Aim of the task → Copy every record below, exactly as written.

Dataset records
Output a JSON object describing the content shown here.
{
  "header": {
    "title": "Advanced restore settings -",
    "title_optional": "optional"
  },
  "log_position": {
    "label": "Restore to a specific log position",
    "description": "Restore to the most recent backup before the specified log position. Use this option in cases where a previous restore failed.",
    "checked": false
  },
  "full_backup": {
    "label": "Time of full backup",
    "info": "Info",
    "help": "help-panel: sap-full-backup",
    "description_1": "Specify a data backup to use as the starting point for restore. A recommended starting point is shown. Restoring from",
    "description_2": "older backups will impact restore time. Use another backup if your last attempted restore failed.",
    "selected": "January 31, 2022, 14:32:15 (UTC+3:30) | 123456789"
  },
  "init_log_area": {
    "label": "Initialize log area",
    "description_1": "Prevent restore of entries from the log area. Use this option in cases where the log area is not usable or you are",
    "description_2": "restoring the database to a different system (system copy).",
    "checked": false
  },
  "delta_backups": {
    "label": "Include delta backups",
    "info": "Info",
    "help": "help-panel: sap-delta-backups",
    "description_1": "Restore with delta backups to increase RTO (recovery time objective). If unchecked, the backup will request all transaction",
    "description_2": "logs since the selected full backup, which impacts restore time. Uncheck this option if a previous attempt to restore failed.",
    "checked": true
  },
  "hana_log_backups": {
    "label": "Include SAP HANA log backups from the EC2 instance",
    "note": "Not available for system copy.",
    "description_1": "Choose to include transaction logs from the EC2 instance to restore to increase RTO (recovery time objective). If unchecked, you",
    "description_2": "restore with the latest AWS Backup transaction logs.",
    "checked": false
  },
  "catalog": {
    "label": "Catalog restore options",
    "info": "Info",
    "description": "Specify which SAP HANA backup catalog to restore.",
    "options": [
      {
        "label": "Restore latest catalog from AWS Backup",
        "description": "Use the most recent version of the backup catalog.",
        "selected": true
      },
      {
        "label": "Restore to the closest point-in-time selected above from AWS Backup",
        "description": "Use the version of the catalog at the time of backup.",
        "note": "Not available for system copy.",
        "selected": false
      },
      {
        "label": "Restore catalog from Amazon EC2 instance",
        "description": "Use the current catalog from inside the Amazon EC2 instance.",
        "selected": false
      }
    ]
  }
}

Result of this task →
Output a JSON object describing the content shown here.
{
  "header": {
    "title": "Advanced restore settings -",
    "title_optional": "optional"
  },
  "log_position": {
    "label": "Restore to a specific log position",
    "description": "Restore to the most recent backup before the specified log position. Use this option in cases where a previous restore failed.",
    "checked": false
  },
  "full_backup": {
    "label": "Time of full backup",
    "info": "Info",
    "help": "help-panel: sap-full-backup",
    "description_1": "Specify a data backup to use as the starting point for restore. A recommended starting point is shown. Restoring from",
    "description_2": "older backups will impact restore time. Use another backup if your last attempted restore failed.",
    "selected": "January 31, 2022, 14:32:15 (UTC+3:30) | 123456789"
  },
  "init_log_area": {
    "label": "Initialize log area",
    "description_1": "Prevent restore of entries from the log area. Use this option in cases where the log area is not usable or you are",
    "description_2": "restoring the database to a different system (system copy).",
    "checked": false
  },
  "delta_backups": {
    "label": "Include delta backups",
    "info": "Info",
    "help": "help-panel: sap-delta-backups",
    "description_1": "Restore with delta backups to increase RTO (recovery time objective). If unchecked, the backup will request all transaction",
    "description_2": "logs since the selected full backup, which impacts restore time. Uncheck this option if a previous attempt to restore failed.",
    "checked": true
  },
  "hana_log_backups": {
    "label": "Include SAP HANA log backups from the EC2 instance",
    "note": "Not available for system copy.",
    "description_1": "Choose to include transaction logs from the EC2 instance to restore to increase RTO (recovery time objective). If unchecked, you",
    "description_2": "restore with the latest AWS Backup transaction logs.",
    "checked": false
  },
  "catalog": {
    "label": "Catalog restore options",
    "info": "Info",
    "description": "Specify which SAP HANA backup catalog to restore.",
    "options": [
      {
        "label": "Restore latest catalog from AWS Backup",
        "description": "Use the most recent version of the backup catalog.",
        "selected": true
      },
      {
        "label": "Restore to the closest point-in-time selected above from AWS Backup",
        "description": "Use the version of the catalog at the time of backup.",
        "note": "Not available for system copy.",
        "selected": false
      },
      {
        "label": "Restore catalog from Amazon EC2 instance",
        "description": "Use the current catalog from inside the Amazon EC2 instance.",
        "selected": false
      }
    ]
  }
}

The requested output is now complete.